(Collected data)
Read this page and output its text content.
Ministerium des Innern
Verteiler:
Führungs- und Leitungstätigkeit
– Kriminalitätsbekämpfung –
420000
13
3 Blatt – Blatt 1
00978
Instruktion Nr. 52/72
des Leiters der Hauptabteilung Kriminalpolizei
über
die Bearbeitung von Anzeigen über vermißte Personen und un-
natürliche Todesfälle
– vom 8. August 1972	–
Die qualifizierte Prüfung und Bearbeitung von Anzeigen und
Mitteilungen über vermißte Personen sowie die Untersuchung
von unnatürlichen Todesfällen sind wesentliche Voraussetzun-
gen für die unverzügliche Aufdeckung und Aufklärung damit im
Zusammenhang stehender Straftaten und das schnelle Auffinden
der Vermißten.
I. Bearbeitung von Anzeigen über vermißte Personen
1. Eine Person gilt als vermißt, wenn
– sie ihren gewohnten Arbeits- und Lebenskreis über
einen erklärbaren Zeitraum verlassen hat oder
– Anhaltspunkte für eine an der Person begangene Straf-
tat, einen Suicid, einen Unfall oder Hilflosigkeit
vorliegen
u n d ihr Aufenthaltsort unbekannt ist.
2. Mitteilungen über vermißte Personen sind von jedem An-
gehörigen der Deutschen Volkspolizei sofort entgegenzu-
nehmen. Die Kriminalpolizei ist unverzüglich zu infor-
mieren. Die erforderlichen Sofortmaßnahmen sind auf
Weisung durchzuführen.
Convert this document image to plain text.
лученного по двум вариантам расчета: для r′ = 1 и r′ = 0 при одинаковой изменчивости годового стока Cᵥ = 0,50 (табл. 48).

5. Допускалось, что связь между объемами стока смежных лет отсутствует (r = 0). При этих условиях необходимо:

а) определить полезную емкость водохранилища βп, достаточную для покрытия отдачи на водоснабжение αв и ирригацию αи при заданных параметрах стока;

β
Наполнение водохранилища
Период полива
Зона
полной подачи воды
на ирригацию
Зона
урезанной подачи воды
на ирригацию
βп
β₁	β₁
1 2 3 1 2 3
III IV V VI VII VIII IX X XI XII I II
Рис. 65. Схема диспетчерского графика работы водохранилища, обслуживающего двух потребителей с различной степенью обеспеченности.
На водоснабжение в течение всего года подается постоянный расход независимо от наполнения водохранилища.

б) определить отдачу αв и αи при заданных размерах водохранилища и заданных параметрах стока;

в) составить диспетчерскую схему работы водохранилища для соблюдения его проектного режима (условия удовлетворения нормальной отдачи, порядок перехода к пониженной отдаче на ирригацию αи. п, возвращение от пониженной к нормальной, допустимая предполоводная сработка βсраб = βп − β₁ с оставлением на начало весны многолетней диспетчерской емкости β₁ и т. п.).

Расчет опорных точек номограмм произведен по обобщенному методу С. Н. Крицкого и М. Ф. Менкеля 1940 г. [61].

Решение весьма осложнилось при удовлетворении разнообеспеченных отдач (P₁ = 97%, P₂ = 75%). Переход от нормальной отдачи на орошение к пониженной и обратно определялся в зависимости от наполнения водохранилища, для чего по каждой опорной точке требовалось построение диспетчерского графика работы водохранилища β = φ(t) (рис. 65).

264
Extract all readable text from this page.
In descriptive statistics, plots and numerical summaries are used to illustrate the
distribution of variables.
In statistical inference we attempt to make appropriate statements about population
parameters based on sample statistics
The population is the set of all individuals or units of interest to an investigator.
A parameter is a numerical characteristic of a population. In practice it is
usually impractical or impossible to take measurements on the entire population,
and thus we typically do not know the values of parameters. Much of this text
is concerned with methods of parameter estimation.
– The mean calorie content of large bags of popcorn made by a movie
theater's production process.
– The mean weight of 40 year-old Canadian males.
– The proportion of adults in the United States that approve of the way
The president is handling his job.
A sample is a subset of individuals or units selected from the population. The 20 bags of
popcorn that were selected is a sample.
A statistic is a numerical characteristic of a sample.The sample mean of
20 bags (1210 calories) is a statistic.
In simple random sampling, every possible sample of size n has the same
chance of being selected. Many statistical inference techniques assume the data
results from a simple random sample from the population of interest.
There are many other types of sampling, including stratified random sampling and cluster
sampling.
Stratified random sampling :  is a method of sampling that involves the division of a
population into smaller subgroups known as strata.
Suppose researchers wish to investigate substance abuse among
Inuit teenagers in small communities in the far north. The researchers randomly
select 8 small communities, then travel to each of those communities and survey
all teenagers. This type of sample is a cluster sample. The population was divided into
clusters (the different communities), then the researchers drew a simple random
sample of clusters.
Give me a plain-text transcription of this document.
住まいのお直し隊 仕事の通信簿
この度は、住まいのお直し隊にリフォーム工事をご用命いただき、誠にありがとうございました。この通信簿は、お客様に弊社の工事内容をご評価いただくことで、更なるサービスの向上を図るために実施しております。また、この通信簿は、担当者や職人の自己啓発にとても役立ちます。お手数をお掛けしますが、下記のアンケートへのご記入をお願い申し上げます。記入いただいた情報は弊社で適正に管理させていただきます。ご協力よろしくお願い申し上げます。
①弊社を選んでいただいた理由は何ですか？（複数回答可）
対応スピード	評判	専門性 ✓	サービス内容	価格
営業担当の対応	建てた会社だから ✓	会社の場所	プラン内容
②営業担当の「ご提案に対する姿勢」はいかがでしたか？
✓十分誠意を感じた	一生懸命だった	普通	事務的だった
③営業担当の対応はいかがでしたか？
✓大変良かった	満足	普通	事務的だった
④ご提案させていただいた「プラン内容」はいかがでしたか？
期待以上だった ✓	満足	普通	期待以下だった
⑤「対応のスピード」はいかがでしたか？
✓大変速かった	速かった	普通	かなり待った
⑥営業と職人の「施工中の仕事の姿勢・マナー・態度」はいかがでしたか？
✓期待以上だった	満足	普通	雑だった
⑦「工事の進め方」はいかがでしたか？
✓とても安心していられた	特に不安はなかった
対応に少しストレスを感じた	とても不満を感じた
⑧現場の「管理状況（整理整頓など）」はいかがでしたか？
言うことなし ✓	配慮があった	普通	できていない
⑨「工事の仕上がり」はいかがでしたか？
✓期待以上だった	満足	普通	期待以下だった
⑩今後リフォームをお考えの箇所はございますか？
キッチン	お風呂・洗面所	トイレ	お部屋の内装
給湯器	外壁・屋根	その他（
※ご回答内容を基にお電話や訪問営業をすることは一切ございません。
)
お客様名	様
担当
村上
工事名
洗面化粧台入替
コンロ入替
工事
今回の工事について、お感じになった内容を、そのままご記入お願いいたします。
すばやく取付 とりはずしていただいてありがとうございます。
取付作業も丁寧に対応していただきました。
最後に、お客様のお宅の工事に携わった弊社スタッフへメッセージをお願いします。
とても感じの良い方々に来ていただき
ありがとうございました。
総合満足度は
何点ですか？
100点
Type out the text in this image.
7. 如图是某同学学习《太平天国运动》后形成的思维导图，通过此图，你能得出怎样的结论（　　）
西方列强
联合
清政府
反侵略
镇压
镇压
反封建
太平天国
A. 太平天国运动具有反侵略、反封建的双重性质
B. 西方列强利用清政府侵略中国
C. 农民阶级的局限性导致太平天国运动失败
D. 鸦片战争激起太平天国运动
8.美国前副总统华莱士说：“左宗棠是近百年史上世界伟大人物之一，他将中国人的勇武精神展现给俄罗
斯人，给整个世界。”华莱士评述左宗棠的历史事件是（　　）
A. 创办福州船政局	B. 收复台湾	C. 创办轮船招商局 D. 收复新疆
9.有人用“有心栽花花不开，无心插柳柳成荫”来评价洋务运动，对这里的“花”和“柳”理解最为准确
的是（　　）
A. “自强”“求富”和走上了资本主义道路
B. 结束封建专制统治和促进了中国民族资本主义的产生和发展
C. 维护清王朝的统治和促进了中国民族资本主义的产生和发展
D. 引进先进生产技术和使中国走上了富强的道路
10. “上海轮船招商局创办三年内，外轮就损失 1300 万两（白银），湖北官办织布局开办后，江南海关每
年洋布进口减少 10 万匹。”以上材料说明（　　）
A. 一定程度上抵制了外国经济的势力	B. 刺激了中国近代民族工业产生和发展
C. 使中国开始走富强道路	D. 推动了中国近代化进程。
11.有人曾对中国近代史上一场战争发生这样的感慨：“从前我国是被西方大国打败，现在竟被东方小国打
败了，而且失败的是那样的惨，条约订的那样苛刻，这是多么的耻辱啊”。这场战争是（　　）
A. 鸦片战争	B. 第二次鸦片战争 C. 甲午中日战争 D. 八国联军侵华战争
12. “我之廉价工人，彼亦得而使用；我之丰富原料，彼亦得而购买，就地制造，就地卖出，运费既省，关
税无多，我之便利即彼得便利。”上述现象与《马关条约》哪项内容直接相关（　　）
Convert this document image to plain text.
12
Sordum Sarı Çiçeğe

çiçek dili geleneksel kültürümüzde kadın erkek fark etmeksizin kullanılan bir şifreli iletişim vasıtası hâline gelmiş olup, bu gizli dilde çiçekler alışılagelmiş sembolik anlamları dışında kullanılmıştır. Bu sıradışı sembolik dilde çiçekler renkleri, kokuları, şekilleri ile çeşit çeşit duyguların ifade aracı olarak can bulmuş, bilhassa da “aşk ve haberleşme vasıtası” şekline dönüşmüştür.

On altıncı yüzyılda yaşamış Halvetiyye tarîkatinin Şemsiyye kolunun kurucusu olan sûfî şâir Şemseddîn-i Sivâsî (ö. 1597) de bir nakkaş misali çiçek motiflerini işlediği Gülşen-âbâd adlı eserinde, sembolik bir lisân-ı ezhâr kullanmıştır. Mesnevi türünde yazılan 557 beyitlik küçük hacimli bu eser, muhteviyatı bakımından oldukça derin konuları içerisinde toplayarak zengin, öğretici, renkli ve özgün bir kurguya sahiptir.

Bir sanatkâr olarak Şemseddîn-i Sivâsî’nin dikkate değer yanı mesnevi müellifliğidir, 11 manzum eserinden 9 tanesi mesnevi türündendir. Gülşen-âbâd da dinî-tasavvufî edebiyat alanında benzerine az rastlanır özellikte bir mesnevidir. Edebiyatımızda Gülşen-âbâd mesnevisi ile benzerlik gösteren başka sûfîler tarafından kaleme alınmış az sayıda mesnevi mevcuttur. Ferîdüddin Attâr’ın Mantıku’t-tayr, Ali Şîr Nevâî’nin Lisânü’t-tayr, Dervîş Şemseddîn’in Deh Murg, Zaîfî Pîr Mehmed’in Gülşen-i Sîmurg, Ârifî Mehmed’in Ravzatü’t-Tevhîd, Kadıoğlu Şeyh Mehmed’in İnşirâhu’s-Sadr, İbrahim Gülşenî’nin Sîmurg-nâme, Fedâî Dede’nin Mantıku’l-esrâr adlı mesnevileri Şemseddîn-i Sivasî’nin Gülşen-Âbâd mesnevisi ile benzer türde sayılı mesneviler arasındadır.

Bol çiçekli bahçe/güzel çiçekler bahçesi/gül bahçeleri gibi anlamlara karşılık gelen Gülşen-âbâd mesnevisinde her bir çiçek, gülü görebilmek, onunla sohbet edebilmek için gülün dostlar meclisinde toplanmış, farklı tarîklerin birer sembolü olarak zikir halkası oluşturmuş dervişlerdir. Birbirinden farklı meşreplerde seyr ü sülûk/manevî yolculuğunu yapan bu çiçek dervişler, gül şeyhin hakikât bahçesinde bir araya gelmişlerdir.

(Given problem)
Write out every line from the entries where "communities" appears.

(Answer to this task)
Inuit teenagers in small communities in the far north. The researchers randomly
select 8 small communities, then travel to each of those communities and survey
clusters (the different communities), then the researchers drew a simple random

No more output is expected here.